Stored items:
################

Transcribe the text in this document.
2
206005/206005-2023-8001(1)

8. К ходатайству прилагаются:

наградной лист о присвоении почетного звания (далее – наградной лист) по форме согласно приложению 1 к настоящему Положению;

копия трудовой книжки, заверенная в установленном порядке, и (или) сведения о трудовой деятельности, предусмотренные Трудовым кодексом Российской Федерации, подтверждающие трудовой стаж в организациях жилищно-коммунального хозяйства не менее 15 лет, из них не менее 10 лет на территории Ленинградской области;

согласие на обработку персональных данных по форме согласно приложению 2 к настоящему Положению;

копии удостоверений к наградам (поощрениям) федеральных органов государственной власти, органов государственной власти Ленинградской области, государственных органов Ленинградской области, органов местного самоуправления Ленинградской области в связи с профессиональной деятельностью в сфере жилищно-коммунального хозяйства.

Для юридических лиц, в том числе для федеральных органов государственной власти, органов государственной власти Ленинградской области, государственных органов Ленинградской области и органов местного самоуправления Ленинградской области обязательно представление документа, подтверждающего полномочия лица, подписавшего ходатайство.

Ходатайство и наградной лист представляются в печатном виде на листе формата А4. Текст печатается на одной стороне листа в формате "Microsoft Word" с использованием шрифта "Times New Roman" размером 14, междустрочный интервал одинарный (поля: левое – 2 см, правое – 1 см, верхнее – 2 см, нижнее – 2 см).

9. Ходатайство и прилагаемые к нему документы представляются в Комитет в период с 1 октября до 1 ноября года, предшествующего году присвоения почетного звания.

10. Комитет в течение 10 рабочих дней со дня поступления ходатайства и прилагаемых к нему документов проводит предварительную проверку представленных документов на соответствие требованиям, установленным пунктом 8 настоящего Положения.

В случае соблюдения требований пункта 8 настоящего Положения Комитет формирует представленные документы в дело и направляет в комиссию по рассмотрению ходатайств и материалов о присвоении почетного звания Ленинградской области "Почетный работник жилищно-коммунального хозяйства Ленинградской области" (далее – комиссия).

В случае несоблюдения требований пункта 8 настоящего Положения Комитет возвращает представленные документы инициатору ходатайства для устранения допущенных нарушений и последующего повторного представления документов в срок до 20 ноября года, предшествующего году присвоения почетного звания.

################

What you should do -
Each line above that includes "пункта" counts once; state the total and nothing more.

Correct response -
2